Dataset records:
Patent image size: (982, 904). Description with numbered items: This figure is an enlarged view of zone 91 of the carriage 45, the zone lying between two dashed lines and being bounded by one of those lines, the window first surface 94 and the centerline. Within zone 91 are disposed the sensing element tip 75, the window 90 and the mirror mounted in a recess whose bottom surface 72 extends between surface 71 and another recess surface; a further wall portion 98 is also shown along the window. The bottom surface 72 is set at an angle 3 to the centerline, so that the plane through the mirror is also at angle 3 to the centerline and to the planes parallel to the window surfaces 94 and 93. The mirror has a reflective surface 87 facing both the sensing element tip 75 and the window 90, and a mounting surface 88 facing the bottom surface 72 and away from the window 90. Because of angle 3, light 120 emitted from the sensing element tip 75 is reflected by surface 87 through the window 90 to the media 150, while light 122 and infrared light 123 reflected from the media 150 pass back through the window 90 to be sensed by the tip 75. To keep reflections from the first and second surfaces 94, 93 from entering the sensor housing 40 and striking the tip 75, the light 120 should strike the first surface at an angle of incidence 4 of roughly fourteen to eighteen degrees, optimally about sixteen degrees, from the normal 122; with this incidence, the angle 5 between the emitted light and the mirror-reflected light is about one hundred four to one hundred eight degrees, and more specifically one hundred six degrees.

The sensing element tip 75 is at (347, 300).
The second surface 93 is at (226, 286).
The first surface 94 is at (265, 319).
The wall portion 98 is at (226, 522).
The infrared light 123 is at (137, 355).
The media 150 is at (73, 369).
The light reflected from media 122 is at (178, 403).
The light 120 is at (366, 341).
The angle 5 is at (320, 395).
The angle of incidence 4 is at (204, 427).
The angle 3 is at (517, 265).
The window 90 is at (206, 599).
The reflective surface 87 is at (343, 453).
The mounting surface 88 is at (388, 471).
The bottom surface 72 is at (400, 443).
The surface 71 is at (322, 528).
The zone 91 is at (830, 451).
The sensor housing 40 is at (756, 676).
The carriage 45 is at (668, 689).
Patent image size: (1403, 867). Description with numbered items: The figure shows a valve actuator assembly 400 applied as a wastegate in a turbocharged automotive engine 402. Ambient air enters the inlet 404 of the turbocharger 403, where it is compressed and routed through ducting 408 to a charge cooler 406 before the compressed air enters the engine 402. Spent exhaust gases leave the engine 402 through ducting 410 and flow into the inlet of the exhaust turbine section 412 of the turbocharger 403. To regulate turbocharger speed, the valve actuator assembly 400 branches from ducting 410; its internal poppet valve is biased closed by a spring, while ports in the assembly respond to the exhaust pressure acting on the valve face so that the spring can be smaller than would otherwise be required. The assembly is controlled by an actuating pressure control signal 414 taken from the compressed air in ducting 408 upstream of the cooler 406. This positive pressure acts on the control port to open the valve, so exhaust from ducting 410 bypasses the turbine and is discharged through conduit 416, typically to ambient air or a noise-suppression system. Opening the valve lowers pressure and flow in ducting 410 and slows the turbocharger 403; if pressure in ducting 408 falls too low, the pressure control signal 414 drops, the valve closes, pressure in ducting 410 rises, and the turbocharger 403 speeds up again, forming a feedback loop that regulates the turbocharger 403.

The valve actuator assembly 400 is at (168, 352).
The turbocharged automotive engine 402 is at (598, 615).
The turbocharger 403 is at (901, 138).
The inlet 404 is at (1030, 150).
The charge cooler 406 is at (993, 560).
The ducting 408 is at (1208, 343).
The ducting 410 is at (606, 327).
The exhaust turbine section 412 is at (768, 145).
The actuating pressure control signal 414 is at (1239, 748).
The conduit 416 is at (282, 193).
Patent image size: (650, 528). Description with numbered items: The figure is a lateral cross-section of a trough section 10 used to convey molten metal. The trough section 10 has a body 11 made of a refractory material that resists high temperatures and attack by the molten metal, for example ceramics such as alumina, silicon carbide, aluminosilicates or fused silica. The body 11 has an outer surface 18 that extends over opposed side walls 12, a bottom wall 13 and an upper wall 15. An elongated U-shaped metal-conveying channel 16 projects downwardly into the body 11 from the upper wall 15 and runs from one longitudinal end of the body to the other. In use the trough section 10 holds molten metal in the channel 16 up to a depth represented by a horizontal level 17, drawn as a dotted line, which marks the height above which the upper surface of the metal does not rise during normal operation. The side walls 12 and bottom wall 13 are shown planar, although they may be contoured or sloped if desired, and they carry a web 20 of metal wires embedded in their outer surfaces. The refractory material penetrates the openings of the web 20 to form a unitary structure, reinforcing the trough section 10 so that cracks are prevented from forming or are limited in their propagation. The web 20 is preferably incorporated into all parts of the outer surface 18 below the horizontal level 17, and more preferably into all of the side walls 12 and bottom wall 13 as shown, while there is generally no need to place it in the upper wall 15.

#### Goal of the exercise
Print every line of the data above word for word, in the same order and without leaving anything out.

#### Written solution
Patent image size: (982, 904). Description with numbered items: This figure is an enlarged view of zone 91 of the carriage 45, the zone lying between two dashed lines and being bounded by one of those lines, the window first surface 94 and the centerline. Within zone 91 are disposed the sensing element tip 75, the window 90 and the mirror mounted in a recess whose bottom surface 72 extends between surface 71 and another recess surface; a further wall portion 98 is also shown along the window. The bottom surface 72 is set at an angle 3 to the centerline, so that the plane through the mirror is also at angle 3 to the centerline and to the planes parallel to the window surfaces 94 and 93. The mirror has a reflective surface 87 facing both the sensing element tip 75 and the window 90, and a mounting surface 88 facing the bottom surface 72 and away from the window 90. Because of angle 3, light 120 emitted from the sensing element tip 75 is reflected by surface 87 through the window 90 to the media 150, while light 122 and infrared light 123 reflected from the media 150 pass back through the window 90 to be sensed by the tip 75. To keep reflections from the first and second surfaces 94, 93 from entering the sensor housing 40 and striking the tip 75, the light 120 should strike the first surface at an angle of incidence 4 of roughly fourteen to eighteen degrees, optimally about sixteen degrees, from the normal 122; with this incidence, the angle 5 between the emitted light and the mirror-reflected light is about one hundred four to one hundred eight degrees, and more specifically one hundred six degrees.

The sensing element tip 75 is at (347, 300).
The second surface 93 is at (226, 286).
The first surface 94 is at (265, 319).
The wall portion 98 is at (226, 522).
The infrared light 123 is at (137, 355).
The media 150 is at (73, 369).
The light reflected from media 122 is at (178, 403).
The light 120 is at (366, 341).
The angle 5 is at (320, 395).
The angle of incidence 4 is at (204, 427).
The angle 3 is at (517, 265).
The window 90 is at (206, 599).
The reflective surface 87 is at (343, 453).
The mounting surface 88 is at (388, 471).
The bottom surface 72 is at (400, 443).
The surface 71 is at (322, 528).
The zone 91 is at (830, 451).
The sensor housing 40 is at (756, 676).
The carriage 45 is at (668, 689).
Patent image size: (1403, 867). Description with numbered items: The figure shows a valve actuator assembly 400 applied as a wastegate in a turbocharged automotive engine 402. Ambient air enters the inlet 404 of the turbocharger 403, where it is compressed and routed through ducting 408 to a charge cooler 406 before the compressed air enters the engine 402. Spent exhaust gases leave the engine 402 through ducting 410 and flow into the inlet of the exhaust turbine section 412 of the turbocharger 403. To regulate turbocharger speed, the valve actuator assembly 400 branches from ducting 410; its internal poppet valve is biased closed by a spring, while ports in the assembly respond to the exhaust pressure acting on the valve face so that the spring can be smaller than would otherwise be required. The assembly is controlled by an actuating pressure control signal 414 taken from the compressed air in ducting 408 upstream of the cooler 406. This positive pressure acts on the control port to open the valve, so exhaust from ducting 410 bypasses the turbine and is discharged through conduit 416, typically to ambient air or a noise-suppression system. Opening the valve lowers pressure and flow in ducting 410 and slows the turbocharger 403; if pressure in ducting 408 falls too low, the pressure control signal 414 drops, the valve closes, pressure in ducting 410 rises, and the turbocharger 403 speeds up again, forming a feedback loop that regulates the turbocharger 403.

The valve actuator assembly 400 is at (168, 352).
The turbocharged automotive engine 402 is at (598, 615).
The turbocharger 403 is at (901, 138).
The inlet 404 is at (1030, 150).
The charge cooler 406 is at (993, 560).
The ducting 408 is at (1208, 343).
The ducting 410 is at (606, 327).
The exhaust turbine section 412 is at (768, 145).
The actuating pressure control signal 414 is at (1239, 748).
The conduit 416 is at (282, 193).
Patent image size: (650, 528). Description with numbered items: The figure is a lateral cross-section of a trough section 10 used to convey molten metal. The trough section 10 has a body 11 made of a refractory material that resists high temperatures and attack by the molten metal, for example ceramics such as alumina, silicon carbide, aluminosilicates or fused silica. The body 11 has an outer surface 18 that extends over opposed side walls 12, a bottom wall 13 and an upper wall 15. An elongated U-shaped metal-conveying channel 16 projects downwardly into the body 11 from the upper wall 15 and runs from one longitudinal end of the body to the other. In use the trough section 10 holds molten metal in the channel 16 up to a depth represented by a horizontal level 17, drawn as a dotted line, which marks the height above which the upper surface of the metal does not rise during normal operation. The side walls 12 and bottom wall 13 are shown planar, although they may be contoured or sloped if desired, and they carry a web 20 of metal wires embedded in their outer surfaces. The refractory material penetrates the openings of the web 20 to form a unitary structure, reinforcing the trough section 10 so that cracks are prevented from forming or are limited in their propagation. The web 20 is preferably incorporated into all parts of the outer surface 18 below the horizontal level 17, and more preferably into all of the side walls 12 and bottom wall 13 as shown, while there is generally no need to place it in the upper wall 15.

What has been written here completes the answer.